Set problem → A faithful transcription of all the data is required.

Dataset excerpts →
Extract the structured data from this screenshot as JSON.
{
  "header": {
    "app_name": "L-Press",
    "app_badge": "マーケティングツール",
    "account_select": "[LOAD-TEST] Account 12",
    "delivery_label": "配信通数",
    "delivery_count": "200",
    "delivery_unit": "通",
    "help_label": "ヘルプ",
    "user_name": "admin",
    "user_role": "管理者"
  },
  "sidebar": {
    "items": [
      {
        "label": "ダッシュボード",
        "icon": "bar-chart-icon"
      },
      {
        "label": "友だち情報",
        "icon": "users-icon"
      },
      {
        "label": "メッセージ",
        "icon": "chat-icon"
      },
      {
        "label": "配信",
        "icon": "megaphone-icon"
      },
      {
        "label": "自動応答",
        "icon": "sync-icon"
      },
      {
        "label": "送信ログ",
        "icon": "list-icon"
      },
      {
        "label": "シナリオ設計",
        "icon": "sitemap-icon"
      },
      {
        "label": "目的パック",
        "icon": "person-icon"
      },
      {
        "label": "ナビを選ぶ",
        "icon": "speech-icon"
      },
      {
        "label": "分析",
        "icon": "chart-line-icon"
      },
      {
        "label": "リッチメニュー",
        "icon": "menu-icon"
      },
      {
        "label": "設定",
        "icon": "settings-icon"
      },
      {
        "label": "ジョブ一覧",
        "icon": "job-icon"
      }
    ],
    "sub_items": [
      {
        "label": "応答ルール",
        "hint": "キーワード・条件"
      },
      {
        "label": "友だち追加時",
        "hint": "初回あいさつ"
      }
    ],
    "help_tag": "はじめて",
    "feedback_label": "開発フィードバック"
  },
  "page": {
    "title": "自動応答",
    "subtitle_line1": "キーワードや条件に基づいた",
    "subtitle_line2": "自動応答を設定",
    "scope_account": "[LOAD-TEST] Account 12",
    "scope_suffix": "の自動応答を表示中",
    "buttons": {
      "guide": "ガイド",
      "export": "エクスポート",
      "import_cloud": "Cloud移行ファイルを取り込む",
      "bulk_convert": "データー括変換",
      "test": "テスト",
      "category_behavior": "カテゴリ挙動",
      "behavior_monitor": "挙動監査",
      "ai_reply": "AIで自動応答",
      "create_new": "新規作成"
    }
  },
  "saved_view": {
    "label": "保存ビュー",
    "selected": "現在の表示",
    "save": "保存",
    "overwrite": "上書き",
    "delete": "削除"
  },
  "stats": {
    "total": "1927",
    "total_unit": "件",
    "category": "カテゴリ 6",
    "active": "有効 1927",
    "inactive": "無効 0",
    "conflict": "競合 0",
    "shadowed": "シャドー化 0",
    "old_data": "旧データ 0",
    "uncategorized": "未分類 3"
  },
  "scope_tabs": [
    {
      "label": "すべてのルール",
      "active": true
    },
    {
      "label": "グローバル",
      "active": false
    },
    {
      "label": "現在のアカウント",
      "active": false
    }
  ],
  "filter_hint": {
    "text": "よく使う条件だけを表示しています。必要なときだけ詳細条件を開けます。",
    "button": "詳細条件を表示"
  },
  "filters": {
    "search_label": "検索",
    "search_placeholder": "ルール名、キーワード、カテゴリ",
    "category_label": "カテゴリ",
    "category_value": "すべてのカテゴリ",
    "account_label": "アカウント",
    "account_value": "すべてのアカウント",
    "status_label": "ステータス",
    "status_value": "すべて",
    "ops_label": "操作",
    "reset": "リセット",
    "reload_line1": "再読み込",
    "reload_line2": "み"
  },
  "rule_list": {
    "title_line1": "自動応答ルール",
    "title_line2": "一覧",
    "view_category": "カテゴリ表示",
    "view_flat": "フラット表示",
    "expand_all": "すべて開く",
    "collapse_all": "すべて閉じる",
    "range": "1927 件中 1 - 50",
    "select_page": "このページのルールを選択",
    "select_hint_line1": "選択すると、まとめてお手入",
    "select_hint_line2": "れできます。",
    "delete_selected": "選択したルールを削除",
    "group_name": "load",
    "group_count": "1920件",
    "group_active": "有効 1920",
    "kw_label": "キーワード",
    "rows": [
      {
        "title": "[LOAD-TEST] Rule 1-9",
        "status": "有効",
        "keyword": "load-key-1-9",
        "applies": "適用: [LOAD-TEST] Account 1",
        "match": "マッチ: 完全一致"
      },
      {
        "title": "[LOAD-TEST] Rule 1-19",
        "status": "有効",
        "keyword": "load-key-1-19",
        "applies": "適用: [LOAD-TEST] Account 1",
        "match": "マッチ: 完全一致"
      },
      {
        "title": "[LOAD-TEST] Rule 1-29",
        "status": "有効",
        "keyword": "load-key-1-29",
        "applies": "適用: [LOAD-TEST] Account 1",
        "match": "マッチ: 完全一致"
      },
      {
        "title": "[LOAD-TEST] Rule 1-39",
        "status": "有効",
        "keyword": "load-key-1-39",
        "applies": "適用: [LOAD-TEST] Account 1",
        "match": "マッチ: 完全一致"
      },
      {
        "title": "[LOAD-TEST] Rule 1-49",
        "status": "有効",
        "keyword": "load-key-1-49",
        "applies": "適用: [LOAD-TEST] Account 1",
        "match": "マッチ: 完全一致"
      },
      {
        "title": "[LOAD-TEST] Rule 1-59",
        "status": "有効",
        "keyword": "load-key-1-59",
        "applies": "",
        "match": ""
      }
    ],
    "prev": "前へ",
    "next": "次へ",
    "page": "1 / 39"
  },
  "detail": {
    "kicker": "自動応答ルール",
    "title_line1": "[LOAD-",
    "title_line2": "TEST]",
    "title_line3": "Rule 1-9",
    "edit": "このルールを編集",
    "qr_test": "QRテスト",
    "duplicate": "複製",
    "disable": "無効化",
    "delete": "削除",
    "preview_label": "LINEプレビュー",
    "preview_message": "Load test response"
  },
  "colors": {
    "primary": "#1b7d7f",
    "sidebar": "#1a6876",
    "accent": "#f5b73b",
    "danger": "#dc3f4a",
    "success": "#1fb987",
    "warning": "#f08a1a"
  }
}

Result →
Extract the structured data from this screenshot as JSON.
{
  "header": {
    "app_name": "L-Press",
    "app_badge": "マーケティングツール",
    "account_select": "[LOAD-TEST] Account 12",
    "delivery_label": "配信通数",
    "delivery_count": "200",
    "delivery_unit": "通",
    "help_label": "ヘルプ",
    "user_name": "admin",
    "user_role": "管理者"
  },
  "sidebar": {
    "items": [
      {
        "label": "ダッシュボード",
        "icon": "bar-chart-icon"
      },
      {
        "label": "友だち情報",
        "icon": "users-icon"
      },
      {
        "label": "メッセージ",
        "icon": "chat-icon"
      },
      {
        "label": "配信",
        "icon": "megaphone-icon"
      },
      {
        "label": "自動応答",
        "icon": "sync-icon"
      },
      {
        "label": "送信ログ",
        "icon": "list-icon"
      },
      {
        "label": "シナリオ設計",
        "icon": "sitemap-icon"
      },
      {
        "label": "目的パック",
        "icon": "person-icon"
      },
      {
        "label": "ナビを選ぶ",
        "icon": "speech-icon"
      },
      {
        "label": "分析",
        "icon": "chart-line-icon"
      },
      {
        "label": "リッチメニュー",
        "icon": "menu-icon"
      },
      {
        "label": "設定",
        "icon": "settings-icon"
      },
      {
        "label": "ジョブ一覧",
        "icon": "job-icon"
      }
    ],
    "sub_items": [
      {
        "label": "応答ルール",
        "hint": "キーワード・条件"
      },
      {
        "label": "友だち追加時",
        "hint": "初回あいさつ"
      }
    ],
    "help_tag": "はじめて",
    "feedback_label": "開発フィードバック"
  },
  "page": {
    "title": "自動応答",
    "subtitle_line1": "キーワードや条件に基づいた",
    "subtitle_line2": "自動応答を設定",
    "scope_account": "[LOAD-TEST] Account 12",
    "scope_suffix": "の自動応答を表示中",
    "buttons": {
      "guide": "ガイド",
      "export": "エクスポート",
      "import_cloud": "Cloud移行ファイルを取り込む",
      "bulk_convert": "データー括変換",
      "test": "テスト",
      "category_behavior": "カテゴリ挙動",
      "behavior_monitor": "挙動監査",
      "ai_reply": "AIで自動応答",
      "create_new": "新規作成"
    }
  },
  "saved_view": {
    "label": "保存ビュー",
    "selected": "現在の表示",
    "save": "保存",
    "overwrite": "上書き",
    "delete": "削除"
  },
  "stats": {
    "total": "1927",
    "total_unit": "件",
    "category": "カテゴリ 6",
    "active": "有効 1927",
    "inactive": "無効 0",
    "conflict": "競合 0",
    "shadowed": "シャドー化 0",
    "old_data": "旧データ 0",
    "uncategorized": "未分類 3"
  },
  "scope_tabs": [
    {
      "label": "すべてのルール",
      "active": true
    },
    {
      "label": "グローバル",
      "active": false
    },
    {
      "label": "現在のアカウント",
      "active": false
    }
  ],
  "filter_hint": {
    "text": "よく使う条件だけを表示しています。必要なときだけ詳細条件を開けます。",
    "button": "詳細条件を表示"
  },
  "filters": {
    "search_label": "検索",
    "search_placeholder": "ルール名、キーワード、カテゴリ",
    "category_label": "カテゴリ",
    "category_value": "すべてのカテゴリ",
    "account_label": "アカウント",
    "account_value": "すべてのアカウント",
    "status_label": "ステータス",
    "status_value": "すべて",
    "ops_label": "操作",
    "reset": "リセット",
    "reload_line1": "再読み込",
    "reload_line2": "み"
  },
  "rule_list": {
    "title_line1": "自動応答ルール",
    "title_line2": "一覧",
    "view_category": "カテゴリ表示",
    "view_flat": "フラット表示",
    "expand_all": "すべて開く",
    "collapse_all": "すべて閉じる",
    "range": "1927 件中 1 - 50",
    "select_page": "このページのルールを選択",
    "select_hint_line1": "選択すると、まとめてお手入",
    "select_hint_line2": "れできます。",
    "delete_selected": "選択したルールを削除",
    "group_name": "load",
    "group_count": "1920件",
    "group_active": "有効 1920",
    "kw_label": "キーワード",
    "rows": [
      {
        "title": "[LOAD-TEST] Rule 1-9",
        "status": "有効",
        "keyword": "load-key-1-9",
        "applies": "適用: [LOAD-TEST] Account 1",
        "match": "マッチ: 完全一致"
      },
      {
        "title": "[LOAD-TEST] Rule 1-19",
        "status": "有効",
        "keyword": "load-key-1-19",
        "applies": "適用: [LOAD-TEST] Account 1",
        "match": "マッチ: 完全一致"
      },
      {
        "title": "[LOAD-TEST] Rule 1-29",
        "status": "有効",
        "keyword": "load-key-1-29",
        "applies": "適用: [LOAD-TEST] Account 1",
        "match": "マッチ: 完全一致"
      },
      {
        "title": "[LOAD-TEST] Rule 1-39",
        "status": "有効",
        "keyword": "load-key-1-39",
        "applies": "適用: [LOAD-TEST] Account 1",
        "match": "マッチ: 完全一致"
      },
      {
        "title": "[LOAD-TEST] Rule 1-49",
        "status": "有効",
        "keyword": "load-key-1-49",
        "applies": "適用: [LOAD-TEST] Account 1",
        "match": "マッチ: 完全一致"
      },
      {
        "title": "[LOAD-TEST] Rule 1-59",
        "status": "有効",
        "keyword": "load-key-1-59",
        "applies": "",
        "match": ""
      }
    ],
    "prev": "前へ",
    "next": "次へ",
    "page": "1 / 39"
  },
  "detail": {
    "kicker": "自動応答ルール",
    "title_line1": "[LOAD-",
    "title_line2": "TEST]",
    "title_line3": "Rule 1-9",
    "edit": "このルールを編集",
    "qr_test": "QRテスト",
    "duplicate": "複製",
    "disable": "無効化",
    "delete": "削除",
    "preview_label": "LINEプレビュー",
    "preview_message": "Load test response"
  },
  "colors": {
    "primary": "#1b7d7f",
    "sidebar": "#1a6876",
    "accent": "#f5b73b",
    "danger": "#dc3f4a",
    "success": "#1fb987",
    "warning": "#f08a1a"
  }
}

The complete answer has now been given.